- [EXERCISE INSTRUCTIONS]: Could you print all the entries exactly?

Data excerpts
#####
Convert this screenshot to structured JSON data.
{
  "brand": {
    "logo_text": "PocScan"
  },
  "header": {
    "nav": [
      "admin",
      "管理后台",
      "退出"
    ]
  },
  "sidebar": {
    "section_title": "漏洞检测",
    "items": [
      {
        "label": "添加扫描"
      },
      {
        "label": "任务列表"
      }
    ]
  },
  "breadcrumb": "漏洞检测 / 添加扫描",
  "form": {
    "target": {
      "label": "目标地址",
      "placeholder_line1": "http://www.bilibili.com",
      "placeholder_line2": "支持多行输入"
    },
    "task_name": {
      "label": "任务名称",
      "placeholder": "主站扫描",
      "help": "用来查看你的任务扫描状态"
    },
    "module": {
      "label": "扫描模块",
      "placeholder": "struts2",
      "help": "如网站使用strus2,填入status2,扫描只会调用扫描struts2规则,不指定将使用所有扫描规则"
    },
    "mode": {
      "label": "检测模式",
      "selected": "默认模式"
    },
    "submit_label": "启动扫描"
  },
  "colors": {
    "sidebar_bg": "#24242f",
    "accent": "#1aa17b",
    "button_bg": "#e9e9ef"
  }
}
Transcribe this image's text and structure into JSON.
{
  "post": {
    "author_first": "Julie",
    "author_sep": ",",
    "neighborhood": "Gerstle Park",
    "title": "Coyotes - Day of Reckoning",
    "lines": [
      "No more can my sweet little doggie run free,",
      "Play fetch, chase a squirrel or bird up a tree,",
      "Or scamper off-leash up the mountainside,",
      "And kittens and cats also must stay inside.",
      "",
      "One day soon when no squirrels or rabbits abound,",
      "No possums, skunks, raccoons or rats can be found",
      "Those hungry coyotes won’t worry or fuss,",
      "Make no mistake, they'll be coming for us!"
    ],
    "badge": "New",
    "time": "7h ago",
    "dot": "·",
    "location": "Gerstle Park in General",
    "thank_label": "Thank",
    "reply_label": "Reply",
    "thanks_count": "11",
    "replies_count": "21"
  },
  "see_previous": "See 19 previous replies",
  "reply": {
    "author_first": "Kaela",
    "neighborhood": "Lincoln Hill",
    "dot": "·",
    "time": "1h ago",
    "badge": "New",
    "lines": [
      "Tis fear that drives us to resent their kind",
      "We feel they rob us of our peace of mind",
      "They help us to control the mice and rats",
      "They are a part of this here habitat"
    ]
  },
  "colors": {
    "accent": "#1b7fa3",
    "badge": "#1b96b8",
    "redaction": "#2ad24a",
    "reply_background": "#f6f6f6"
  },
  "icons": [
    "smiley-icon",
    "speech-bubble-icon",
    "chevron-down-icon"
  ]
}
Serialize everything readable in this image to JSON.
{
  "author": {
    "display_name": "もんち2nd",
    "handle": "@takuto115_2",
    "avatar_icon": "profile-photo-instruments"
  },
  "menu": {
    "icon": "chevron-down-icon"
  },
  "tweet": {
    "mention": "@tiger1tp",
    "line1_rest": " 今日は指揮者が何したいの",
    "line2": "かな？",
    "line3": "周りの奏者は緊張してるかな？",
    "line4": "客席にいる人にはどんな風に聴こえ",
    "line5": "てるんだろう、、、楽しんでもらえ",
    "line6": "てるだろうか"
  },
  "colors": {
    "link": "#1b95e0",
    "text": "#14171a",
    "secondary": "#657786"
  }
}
#####
- [WRITTEN ANSWER]:
Convert this screenshot to structured JSON data.
{
  "brand": {
    "logo_text": "PocScan"
  },
  "header": {
    "nav": [
      "admin",
      "管理后台",
      "退出"
    ]
  },
  "sidebar": {
    "section_title": "漏洞检测",
    "items": [
      {
        "label": "添加扫描"
      },
      {
        "label": "任务列表"
      }
    ]
  },
  "breadcrumb": "漏洞检测 / 添加扫描",
  "form": {
    "target": {
      "label": "目标地址",
      "placeholder_line1": "http://www.bilibili.com",
      "placeholder_line2": "支持多行输入"
    },
    "task_name": {
      "label": "任务名称",
      "placeholder": "主站扫描",
      "help": "用来查看你的任务扫描状态"
    },
    "module": {
      "label": "扫描模块",
      "placeholder": "struts2",
      "help": "如网站使用strus2,填入status2,扫描只会调用扫描struts2规则,不指定将使用所有扫描规则"
    },
    "mode": {
      "label": "检测模式",
      "selected": "默认模式"
    },
    "submit_label": "启动扫描"
  },
  "colors": {
    "sidebar_bg": "#24242f",
    "accent": "#1aa17b",
    "button_bg": "#e9e9ef"
  }
}
Transcribe this image's text and structure into JSON.
{
  "post": {
    "author_first": "Julie",
    "author_sep": ",",
    "neighborhood": "Gerstle Park",
    "title": "Coyotes - Day of Reckoning",
    "lines": [
      "No more can my sweet little doggie run free,",
      "Play fetch, chase a squirrel or bird up a tree,",
      "Or scamper off-leash up the mountainside,",
      "And kittens and cats also must stay inside.",
      "",
      "One day soon when no squirrels or rabbits abound,",
      "No possums, skunks, raccoons or rats can be found",
      "Those hungry coyotes won’t worry or fuss,",
      "Make no mistake, they'll be coming for us!"
    ],
    "badge": "New",
    "time": "7h ago",
    "dot": "·",
    "location": "Gerstle Park in General",
    "thank_label": "Thank",
    "reply_label": "Reply",
    "thanks_count": "11",
    "replies_count": "21"
  },
  "see_previous": "See 19 previous replies",
  "reply": {
    "author_first": "Kaela",
    "neighborhood": "Lincoln Hill",
    "dot": "·",
    "time": "1h ago",
    "badge": "New",
    "lines": [
      "Tis fear that drives us to resent their kind",
      "We feel they rob us of our peace of mind",
      "They help us to control the mice and rats",
      "They are a part of this here habitat"
    ]
  },
  "colors": {
    "accent": "#1b7fa3",
    "badge": "#1b96b8",
    "redaction": "#2ad24a",
    "reply_background": "#f6f6f6"
  },
  "icons": [
    "smiley-icon",
    "speech-bubble-icon",
    "chevron-down-icon"
  ]
}
Serialize everything readable in this image to JSON.
{
  "author": {
    "display_name": "もんち2nd",
    "handle": "@takuto115_2",
    "avatar_icon": "profile-photo-instruments"
  },
  "menu": {
    "icon": "chevron-down-icon"
  },
  "tweet": {
    "mention": "@tiger1tp",
    "line1_rest": " 今日は指揮者が何したいの",
    "line2": "かな？",
    "line3": "周りの奏者は緊張してるかな？",
    "line4": "客席にいる人にはどんな風に聴こえ",
    "line5": "てるんだろう、、、楽しんでもらえ",
    "line6": "てるだろうか"
  },
  "colors": {
    "link": "#1b95e0",
    "text": "#14171a",
    "secondary": "#657786"
  }
}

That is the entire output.